EXCERPTED RECORDS:
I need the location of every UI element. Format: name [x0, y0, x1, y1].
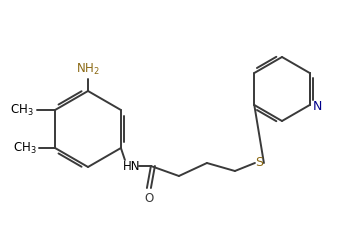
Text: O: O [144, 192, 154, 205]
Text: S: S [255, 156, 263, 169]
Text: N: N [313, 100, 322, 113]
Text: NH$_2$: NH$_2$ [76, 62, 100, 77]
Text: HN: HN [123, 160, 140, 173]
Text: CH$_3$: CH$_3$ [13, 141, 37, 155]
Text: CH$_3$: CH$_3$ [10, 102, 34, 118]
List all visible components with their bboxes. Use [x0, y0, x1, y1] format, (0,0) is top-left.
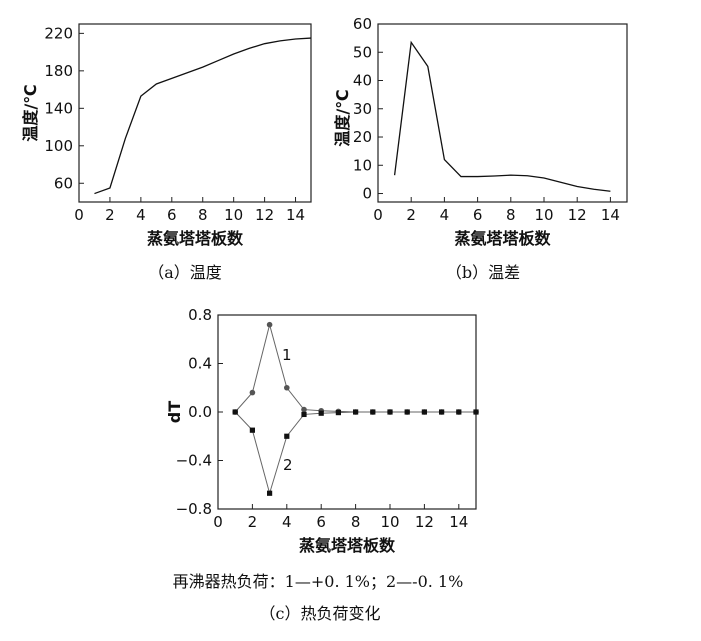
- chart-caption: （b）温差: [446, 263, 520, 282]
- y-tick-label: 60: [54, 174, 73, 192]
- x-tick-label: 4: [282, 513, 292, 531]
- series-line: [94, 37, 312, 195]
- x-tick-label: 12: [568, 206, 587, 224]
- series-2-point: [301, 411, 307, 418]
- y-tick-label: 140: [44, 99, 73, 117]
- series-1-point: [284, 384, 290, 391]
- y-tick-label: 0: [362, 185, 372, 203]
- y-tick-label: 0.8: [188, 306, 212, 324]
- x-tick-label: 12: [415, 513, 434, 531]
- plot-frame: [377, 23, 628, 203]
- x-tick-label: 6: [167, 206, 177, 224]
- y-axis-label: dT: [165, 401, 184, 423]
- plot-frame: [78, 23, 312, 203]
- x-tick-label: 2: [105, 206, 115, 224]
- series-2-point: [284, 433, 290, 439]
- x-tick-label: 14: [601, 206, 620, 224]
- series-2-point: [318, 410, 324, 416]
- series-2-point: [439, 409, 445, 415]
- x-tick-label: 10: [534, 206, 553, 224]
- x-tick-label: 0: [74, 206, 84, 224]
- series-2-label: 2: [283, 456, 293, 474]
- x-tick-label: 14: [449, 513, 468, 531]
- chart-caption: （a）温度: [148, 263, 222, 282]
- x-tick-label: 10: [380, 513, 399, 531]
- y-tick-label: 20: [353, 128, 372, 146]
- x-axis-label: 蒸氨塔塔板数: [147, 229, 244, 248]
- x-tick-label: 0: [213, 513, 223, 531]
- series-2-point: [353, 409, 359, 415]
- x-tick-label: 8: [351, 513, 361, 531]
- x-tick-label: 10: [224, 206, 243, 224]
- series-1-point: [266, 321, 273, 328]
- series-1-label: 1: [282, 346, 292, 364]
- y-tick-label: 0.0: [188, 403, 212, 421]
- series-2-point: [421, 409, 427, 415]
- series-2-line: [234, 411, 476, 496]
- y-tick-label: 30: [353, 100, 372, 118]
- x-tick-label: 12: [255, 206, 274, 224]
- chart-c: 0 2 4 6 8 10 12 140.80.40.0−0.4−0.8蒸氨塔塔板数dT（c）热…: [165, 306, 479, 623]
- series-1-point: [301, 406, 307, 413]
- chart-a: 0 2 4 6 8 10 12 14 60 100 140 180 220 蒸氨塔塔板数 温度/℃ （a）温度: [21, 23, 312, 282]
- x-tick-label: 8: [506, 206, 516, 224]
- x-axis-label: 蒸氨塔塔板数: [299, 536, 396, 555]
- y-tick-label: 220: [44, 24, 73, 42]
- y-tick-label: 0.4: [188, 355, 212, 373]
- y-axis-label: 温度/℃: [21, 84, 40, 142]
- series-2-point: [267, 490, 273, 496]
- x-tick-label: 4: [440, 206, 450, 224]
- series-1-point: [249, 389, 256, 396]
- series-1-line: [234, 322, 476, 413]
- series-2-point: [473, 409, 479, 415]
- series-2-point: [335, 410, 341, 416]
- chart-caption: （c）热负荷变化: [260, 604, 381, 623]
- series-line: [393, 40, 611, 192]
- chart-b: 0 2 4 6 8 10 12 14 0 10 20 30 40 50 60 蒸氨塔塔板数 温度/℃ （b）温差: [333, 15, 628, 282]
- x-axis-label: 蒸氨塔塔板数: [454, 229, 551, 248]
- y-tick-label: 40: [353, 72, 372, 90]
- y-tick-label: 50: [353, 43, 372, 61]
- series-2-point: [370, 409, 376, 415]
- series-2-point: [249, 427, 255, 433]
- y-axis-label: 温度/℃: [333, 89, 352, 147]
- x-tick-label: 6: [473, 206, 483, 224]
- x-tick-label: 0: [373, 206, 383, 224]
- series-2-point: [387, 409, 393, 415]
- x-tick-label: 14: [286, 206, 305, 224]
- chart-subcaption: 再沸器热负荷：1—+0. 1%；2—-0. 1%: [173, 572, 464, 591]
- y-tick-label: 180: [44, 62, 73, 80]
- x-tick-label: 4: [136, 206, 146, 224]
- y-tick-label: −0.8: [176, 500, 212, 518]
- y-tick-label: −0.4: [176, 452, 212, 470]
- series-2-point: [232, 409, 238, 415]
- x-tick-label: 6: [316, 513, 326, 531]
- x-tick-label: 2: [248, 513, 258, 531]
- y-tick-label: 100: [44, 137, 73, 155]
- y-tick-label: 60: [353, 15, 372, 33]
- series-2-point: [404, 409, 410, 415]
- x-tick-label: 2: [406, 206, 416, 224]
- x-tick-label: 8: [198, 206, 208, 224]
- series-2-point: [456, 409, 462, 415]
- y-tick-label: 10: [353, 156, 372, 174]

==

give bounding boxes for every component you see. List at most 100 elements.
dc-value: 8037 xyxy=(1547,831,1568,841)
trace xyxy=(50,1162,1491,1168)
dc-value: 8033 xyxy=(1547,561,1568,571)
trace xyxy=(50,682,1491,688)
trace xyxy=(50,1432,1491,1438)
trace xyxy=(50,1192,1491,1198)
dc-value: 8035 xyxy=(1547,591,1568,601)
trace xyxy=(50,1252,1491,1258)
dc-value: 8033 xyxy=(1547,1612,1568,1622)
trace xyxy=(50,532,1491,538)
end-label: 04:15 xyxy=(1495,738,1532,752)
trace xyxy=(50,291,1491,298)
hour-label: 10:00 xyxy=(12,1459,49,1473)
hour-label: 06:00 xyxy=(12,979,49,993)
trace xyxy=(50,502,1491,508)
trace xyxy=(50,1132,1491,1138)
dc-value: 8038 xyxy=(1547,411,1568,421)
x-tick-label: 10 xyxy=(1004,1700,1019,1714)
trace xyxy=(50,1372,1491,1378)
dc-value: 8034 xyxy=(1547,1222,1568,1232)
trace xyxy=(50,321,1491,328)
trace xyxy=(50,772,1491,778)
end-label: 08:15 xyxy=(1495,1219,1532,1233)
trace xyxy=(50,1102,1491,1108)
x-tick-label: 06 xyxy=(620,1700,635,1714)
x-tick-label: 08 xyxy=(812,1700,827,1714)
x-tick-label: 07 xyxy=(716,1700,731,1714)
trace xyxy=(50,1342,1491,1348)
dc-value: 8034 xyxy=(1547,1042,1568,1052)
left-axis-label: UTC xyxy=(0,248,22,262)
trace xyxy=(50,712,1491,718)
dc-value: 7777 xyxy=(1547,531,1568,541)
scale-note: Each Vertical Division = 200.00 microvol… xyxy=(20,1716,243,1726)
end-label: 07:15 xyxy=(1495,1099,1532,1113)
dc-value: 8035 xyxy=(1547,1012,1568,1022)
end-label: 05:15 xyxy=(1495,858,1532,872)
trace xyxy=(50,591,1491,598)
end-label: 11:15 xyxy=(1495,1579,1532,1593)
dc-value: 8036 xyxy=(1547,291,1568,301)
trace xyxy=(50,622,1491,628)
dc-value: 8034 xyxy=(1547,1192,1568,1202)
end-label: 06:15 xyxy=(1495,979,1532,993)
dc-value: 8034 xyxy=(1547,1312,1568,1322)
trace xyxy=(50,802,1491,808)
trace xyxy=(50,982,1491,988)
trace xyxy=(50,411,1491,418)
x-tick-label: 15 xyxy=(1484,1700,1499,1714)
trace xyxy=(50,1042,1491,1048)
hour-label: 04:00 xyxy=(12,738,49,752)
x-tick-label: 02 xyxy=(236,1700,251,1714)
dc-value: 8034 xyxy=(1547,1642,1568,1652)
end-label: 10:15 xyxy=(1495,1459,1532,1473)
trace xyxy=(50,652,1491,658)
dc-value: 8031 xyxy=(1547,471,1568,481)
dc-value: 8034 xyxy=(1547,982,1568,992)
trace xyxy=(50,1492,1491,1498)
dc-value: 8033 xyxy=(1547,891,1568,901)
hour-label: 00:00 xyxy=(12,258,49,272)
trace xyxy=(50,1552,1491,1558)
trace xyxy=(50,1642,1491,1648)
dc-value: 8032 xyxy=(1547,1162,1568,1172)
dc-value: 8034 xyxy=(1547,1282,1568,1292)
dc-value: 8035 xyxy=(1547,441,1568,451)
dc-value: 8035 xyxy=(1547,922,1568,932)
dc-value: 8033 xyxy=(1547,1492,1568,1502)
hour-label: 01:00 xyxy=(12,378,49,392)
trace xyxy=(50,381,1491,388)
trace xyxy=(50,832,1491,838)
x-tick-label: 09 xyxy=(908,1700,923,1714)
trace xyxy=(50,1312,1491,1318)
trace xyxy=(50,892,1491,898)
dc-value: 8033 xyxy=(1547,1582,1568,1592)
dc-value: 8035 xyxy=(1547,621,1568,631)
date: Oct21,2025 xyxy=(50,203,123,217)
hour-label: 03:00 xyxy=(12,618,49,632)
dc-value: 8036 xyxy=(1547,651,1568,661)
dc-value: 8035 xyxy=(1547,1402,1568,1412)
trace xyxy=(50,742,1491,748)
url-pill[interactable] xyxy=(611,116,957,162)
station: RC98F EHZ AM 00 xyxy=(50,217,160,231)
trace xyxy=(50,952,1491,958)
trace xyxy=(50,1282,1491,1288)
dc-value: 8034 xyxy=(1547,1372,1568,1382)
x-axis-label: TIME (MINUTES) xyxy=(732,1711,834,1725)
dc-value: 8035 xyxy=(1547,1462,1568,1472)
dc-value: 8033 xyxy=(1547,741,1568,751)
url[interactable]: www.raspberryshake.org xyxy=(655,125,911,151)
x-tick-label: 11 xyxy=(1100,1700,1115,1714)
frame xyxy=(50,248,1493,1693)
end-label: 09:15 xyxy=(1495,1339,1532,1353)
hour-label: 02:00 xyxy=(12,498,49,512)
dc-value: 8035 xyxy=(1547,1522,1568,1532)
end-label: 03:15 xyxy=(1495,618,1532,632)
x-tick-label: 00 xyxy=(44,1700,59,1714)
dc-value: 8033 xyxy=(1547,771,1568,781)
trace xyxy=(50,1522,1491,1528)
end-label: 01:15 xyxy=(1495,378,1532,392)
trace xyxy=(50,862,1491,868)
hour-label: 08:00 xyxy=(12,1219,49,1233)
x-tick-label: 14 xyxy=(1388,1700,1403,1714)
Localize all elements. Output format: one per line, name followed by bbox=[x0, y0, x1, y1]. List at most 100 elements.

---

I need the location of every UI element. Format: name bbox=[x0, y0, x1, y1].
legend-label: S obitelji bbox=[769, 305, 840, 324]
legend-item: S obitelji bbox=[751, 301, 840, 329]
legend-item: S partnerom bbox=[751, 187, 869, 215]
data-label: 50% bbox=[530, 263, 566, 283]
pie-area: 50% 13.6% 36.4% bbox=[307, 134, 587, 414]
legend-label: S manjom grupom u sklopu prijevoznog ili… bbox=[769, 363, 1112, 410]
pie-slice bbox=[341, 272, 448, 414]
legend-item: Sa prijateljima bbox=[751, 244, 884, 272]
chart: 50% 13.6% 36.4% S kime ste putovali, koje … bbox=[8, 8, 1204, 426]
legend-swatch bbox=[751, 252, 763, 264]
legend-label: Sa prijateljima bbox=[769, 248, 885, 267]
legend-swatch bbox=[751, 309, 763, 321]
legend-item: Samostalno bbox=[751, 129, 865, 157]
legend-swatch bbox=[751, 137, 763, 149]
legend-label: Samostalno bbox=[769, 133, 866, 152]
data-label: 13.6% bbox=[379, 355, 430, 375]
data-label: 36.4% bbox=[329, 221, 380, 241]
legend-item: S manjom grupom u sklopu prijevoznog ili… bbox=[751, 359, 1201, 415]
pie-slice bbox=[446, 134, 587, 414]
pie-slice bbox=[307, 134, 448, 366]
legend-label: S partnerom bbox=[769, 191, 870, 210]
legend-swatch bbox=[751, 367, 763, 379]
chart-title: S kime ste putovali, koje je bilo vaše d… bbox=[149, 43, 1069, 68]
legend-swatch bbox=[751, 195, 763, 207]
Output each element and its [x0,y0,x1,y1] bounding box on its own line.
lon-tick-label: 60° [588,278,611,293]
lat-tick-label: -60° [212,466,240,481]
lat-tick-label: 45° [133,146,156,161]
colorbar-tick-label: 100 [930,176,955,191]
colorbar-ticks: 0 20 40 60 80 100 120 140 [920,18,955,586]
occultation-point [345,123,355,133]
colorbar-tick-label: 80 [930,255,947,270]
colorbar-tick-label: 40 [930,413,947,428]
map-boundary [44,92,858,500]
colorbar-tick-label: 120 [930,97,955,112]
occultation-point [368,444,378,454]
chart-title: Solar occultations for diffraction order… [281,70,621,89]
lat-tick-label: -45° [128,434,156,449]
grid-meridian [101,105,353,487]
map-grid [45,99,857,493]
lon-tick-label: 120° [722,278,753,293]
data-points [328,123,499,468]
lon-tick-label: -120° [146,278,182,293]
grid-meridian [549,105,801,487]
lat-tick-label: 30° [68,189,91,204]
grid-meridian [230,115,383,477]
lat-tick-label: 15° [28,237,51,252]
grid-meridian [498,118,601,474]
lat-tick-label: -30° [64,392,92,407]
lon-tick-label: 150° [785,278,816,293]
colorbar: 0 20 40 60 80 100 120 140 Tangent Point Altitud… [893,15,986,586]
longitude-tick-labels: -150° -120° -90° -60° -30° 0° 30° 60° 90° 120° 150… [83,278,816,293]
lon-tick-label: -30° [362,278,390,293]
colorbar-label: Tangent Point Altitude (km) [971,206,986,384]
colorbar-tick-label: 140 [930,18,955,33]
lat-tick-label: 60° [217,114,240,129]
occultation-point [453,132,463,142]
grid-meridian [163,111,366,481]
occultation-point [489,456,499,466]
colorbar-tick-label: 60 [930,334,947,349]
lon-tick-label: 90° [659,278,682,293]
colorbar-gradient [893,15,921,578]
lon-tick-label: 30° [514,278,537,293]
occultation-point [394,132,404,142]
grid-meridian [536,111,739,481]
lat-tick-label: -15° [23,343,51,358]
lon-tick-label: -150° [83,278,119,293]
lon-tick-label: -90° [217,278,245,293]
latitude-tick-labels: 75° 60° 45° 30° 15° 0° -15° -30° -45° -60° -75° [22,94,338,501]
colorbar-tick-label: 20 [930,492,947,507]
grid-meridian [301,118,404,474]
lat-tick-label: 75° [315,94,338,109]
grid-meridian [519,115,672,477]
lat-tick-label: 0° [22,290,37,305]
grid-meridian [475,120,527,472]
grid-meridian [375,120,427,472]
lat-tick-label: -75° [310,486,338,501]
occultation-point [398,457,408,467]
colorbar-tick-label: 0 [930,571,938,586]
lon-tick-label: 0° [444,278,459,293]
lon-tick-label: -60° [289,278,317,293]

WRITTEN REQUEST:
Could you retype the data between the lines holding "name [x0, y0, x1, y1]." and "List all visible", inclusive, with any pictures left out?

SOLUTION TO THIS EXERCISE:
I need the location of every UI element. Format: name [x0, y0, x1, y1].
Text: O: O [144, 192, 154, 205]
Text: S: S [255, 156, 263, 169]
Text: N: N [313, 100, 322, 113]
Text: NH$_2$: NH$_2$ [76, 62, 100, 77]
Text: HN: HN [123, 160, 140, 173]
Text: CH$_3$: CH$_3$ [13, 141, 37, 155]
Text: CH$_3$: CH$_3$ [10, 102, 34, 118]
List all visible components with their bboxes. Use [x0, y0, x1, y1] format, (0,0) is top-left.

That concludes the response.